_DIRECTIONS_
Find the string "设计意图" in the records. Copy every line it appears in.
--- Begin RECORDED DATA ---
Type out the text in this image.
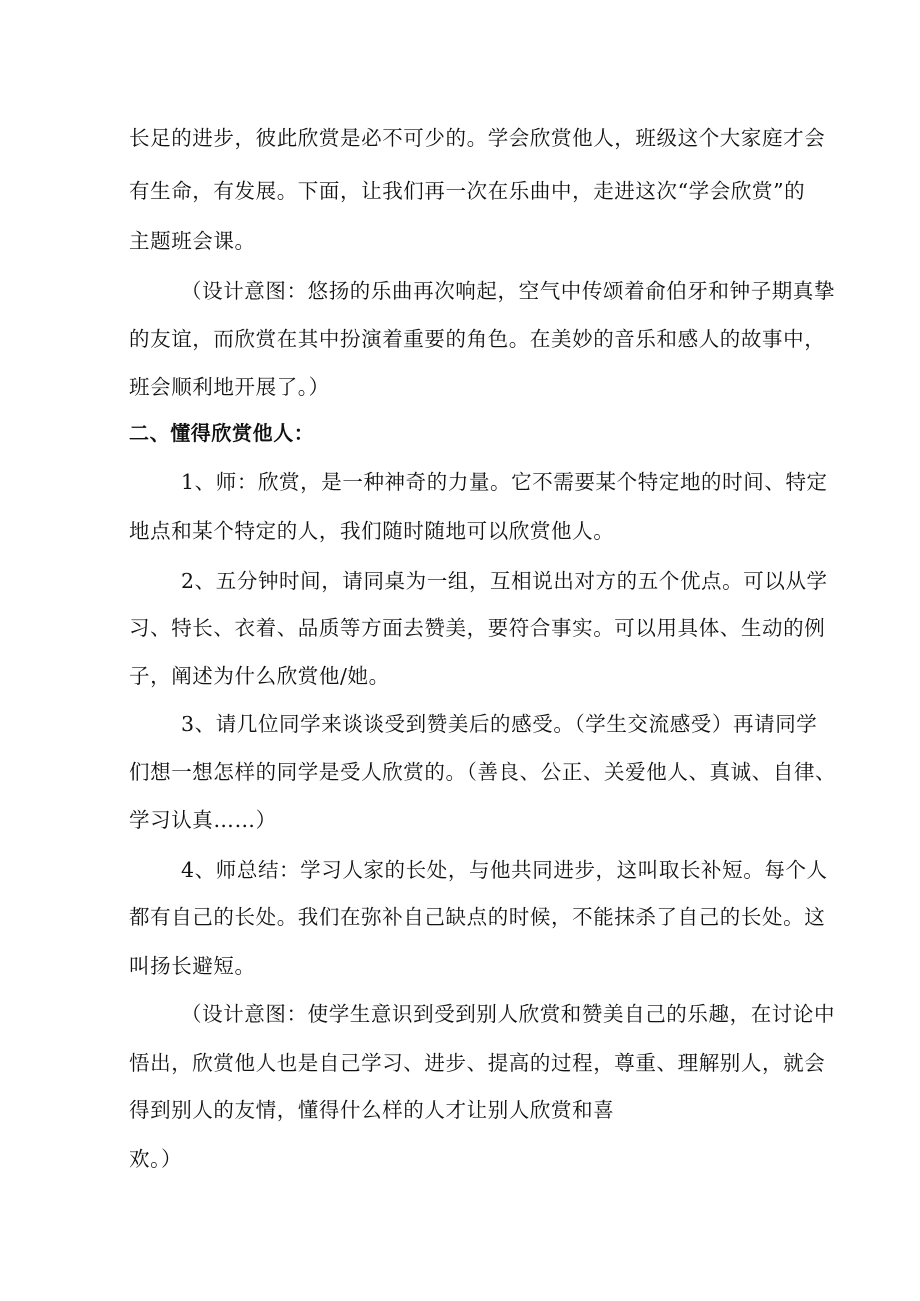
长足的进步，彼此欣赏是必不可少的。学会欣赏他人，班级这个大家庭才会

有生命，有发展。下面，让我们再一次在乐曲中，走进这次“学会欣赏”的

主题班会课。

（设计意图：悠扬的乐曲再次响起，空气中传颂着俞伯牙和钟子期真挚

的友谊，而欣赏在其中扮演着重要的角色。在美妙的音乐和感人的故事中，

班会顺利地开展了。）

二、懂得欣赏他人：

1、师：欣赏，是一种神奇的力量。它不需要某个特定地的时间、特定

地点和某个特定的人，我们随时随地可以欣赏他人。

2、五分钟时间，请同桌为一组，互相说出对方的五个优点。可以从学

习、特长、衣着、品质等方面去赞美，要符合事实。可以用具体、生动的例

子，阐述为什么欣赏他/她。

3、请几位同学来谈谈受到赞美后的感受。（学生交流感受）再请同学

们想一想怎样的同学是受人欣赏的。（善良、公正、关爱他人、真诚、自律、

学习认真……）

4、师总结：学习人家的长处，与他共同进步，这叫取长补短。每个人

都有自己的长处。我们在弥补自己缺点的时候，不能抹杀了自己的长处。这

叫扬长避短。

（设计意图：使学生意识到受到别人欣赏和赞美自己的乐趣，在讨论中

悟出，欣赏他人也是自己学习、进步、提高的过程，尊重、理解别人，就会

得到别人的友情，懂得什么样的人才让别人欣赏和喜

欢。）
--- End RECORDED DATA ---
_COMPLETE RESPONSE_
（设计意图：悠扬的乐曲再次响起，空气中传颂着俞伯牙和钟子期真挚
（设计意图：使学生意识到受到别人欣赏和赞美自己的乐趣，在讨论中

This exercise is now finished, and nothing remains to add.